EXERCISE: Reproduce the entries word for word, and omit any picture you find in them.

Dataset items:
+++++

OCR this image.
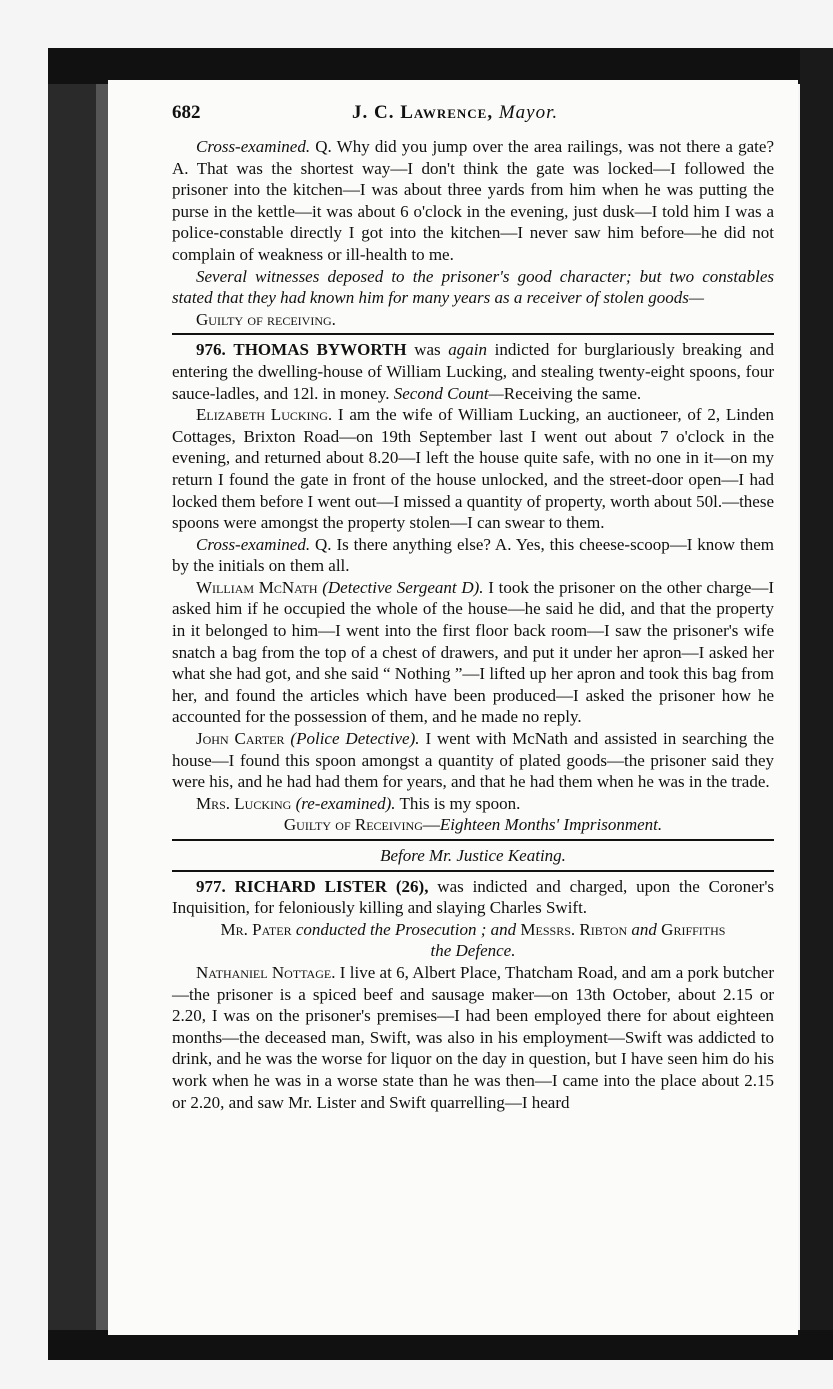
682	J. C. Lawrence, Mayor.

Cross-examined. Q. Why did you jump over the area railings, was not there a gate? A. That was the shortest way—I don't think the gate was locked—I followed the prisoner into the kitchen—I was about three yards from him when he was putting the purse in the kettle—it was about 6 o'clock in the evening, just dusk—I told him I was a police-constable directly I got into the kitchen—I never saw him before—he did not complain of weakness or ill-health to me.

Several witnesses deposed to the prisoner's good character; but two constables stated that they had known him for many years as a receiver of stolen goods—

Guilty of receiving.

976. THOMAS BYWORTH was again indicted for burglariously breaking and entering the dwelling-house of William Lucking, and stealing twenty-eight spoons, four sauce-ladles, and 12l. in money. Second Count—Receiving the same.

Elizabeth Lucking. I am the wife of William Lucking, an auctioneer, of 2, Linden Cottages, Brixton Road—on 19th September last I went out about 7 o'clock in the evening, and returned about 8.20—I left the house quite safe, with no one in it—on my return I found the gate in front of the house unlocked, and the street-door open—I had locked them before I went out—I missed a quantity of property, worth about 50l.—these spoons were amongst the property stolen—I can swear to them.

Cross-examined. Q. Is there anything else? A. Yes, this cheese-scoop—I know them by the initials on them all.

William McNath (Detective Sergeant D). I took the prisoner on the other charge—I asked him if he occupied the whole of the house—he said he did, and that the property in it belonged to him—I went into the first floor back room—I saw the prisoner's wife snatch a bag from the top of a chest of drawers, and put it under her apron—I asked her what she had got, and she said “ Nothing ”—I lifted up her apron and took this bag from her, and found the articles which have been produced—I asked the prisoner how he accounted for the possession of them, and he made no reply.

John Carter (Police Detective). I went with McNath and assisted in searching the house—I found this spoon amongst a quantity of plated goods—the prisoner said they were his, and he had had them for years, and that he had them when he was in the trade.

Mrs. Lucking (re-examined). This is my spoon.

Guilty of Receiving—Eighteen Months' Imprisonment.

Before Mr. Justice Keating.

977. RICHARD LISTER (26), was indicted and charged, upon the Coroner's Inquisition, for feloniously killing and slaying Charles Swift.

Mr. Pater conducted the Prosecution ; and Messrs. Ribton and Griffiths
the Defence.

Nathaniel Nottage. I live at 6, Albert Place, Thatcham Road, and am a pork butcher—the prisoner is a spiced beef and sausage maker—on 13th October, about 2.15 or 2.20, I was on the prisoner's premises—I had been employed there for about eighteen months—the deceased man, Swift, was also in his employment—Swift was addicted to drink, and he was the worse for liquor on the day in question, but I have seen him do his work when he was in a worse state than he was then—I came into the place about 2.15 or 2.20, and saw Mr. Lister and Swift quarrelling—I heard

+++++

ANSWER TO THE PROBLEM:
OCR this image.
682	J. C. Lawrence, Mayor.

Cross-examined. Q. Why did you jump over the area railings, was not there a gate? A. That was the shortest way—I don't think the gate was locked—I followed the prisoner into the kitchen—I was about three yards from him when he was putting the purse in the kettle—it was about 6 o'clock in the evening, just dusk—I told him I was a police-constable directly I got into the kitchen—I never saw him before—he did not complain of weakness or ill-health to me.

Several witnesses deposed to the prisoner's good character; but two constables stated that they had known him for many years as a receiver of stolen goods—

Guilty of receiving.

976. THOMAS BYWORTH was again indicted for burglariously breaking and entering the dwelling-house of William Lucking, and stealing twenty-eight spoons, four sauce-ladles, and 12l. in money. Second Count—Receiving the same.

Elizabeth Lucking. I am the wife of William Lucking, an auctioneer, of 2, Linden Cottages, Brixton Road—on 19th September last I went out about 7 o'clock in the evening, and returned about 8.20—I left the house quite safe, with no one in it—on my return I found the gate in front of the house unlocked, and the street-door open—I had locked them before I went out—I missed a quantity of property, worth about 50l.—these spoons were amongst the property stolen—I can swear to them.

Cross-examined. Q. Is there anything else? A. Yes, this cheese-scoop—I know them by the initials on them all.

William McNath (Detective Sergeant D). I took the prisoner on the other charge—I asked him if he occupied the whole of the house—he said he did, and that the property in it belonged to him—I went into the first floor back room—I saw the prisoner's wife snatch a bag from the top of a chest of drawers, and put it under her apron—I asked her what she had got, and she said “ Nothing ”—I lifted up her apron and took this bag from her, and found the articles which have been produced—I asked the prisoner how he accounted for the possession of them, and he made no reply.

John Carter (Police Detective). I went with McNath and assisted in searching the house—I found this spoon amongst a quantity of plated goods—the prisoner said they were his, and he had had them for years, and that he had them when he was in the trade.

Mrs. Lucking (re-examined). This is my spoon.

Guilty of Receiving—Eighteen Months' Imprisonment.

Before Mr. Justice Keating.

977. RICHARD LISTER (26), was indicted and charged, upon the Coroner's Inquisition, for feloniously killing and slaying Charles Swift.

Mr. Pater conducted the Prosecution ; and Messrs. Ribton and Griffiths
the Defence.

Nathaniel Nottage. I live at 6, Albert Place, Thatcham Road, and am a pork butcher—the prisoner is a spiced beef and sausage maker—on 13th October, about 2.15 or 2.20, I was on the prisoner's premises—I had been employed there for about eighteen months—the deceased man, Swift, was also in his employment—Swift was addicted to drink, and he was the worse for liquor on the day in question, but I have seen him do his work when he was in a worse state than he was then—I came into the place about 2.15 or 2.20, and saw Mr. Lister and Swift quarrelling—I heard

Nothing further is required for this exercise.